> _Exercise instructions_:
Track down the lines that contain "муниципальный" and copy them.

> _Records supplied_:

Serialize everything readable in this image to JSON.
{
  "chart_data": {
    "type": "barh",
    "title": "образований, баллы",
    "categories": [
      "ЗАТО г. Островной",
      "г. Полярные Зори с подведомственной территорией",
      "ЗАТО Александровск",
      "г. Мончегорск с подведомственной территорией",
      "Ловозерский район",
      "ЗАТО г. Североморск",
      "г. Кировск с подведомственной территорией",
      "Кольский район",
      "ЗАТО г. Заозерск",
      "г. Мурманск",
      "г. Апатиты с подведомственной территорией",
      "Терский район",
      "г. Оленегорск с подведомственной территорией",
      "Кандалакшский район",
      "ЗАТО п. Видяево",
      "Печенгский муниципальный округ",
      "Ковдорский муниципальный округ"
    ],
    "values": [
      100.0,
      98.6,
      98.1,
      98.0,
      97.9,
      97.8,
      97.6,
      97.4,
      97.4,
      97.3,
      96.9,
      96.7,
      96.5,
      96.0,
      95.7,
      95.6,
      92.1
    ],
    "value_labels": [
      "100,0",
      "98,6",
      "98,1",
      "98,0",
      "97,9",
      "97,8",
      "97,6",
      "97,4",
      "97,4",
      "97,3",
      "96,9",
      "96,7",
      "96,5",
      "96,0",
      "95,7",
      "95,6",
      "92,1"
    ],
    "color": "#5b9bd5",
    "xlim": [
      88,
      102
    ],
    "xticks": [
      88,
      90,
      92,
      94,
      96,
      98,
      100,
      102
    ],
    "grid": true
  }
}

> _Result_:
      "Печенгский муниципальный округ",
      "Ковдорский муниципальный округ"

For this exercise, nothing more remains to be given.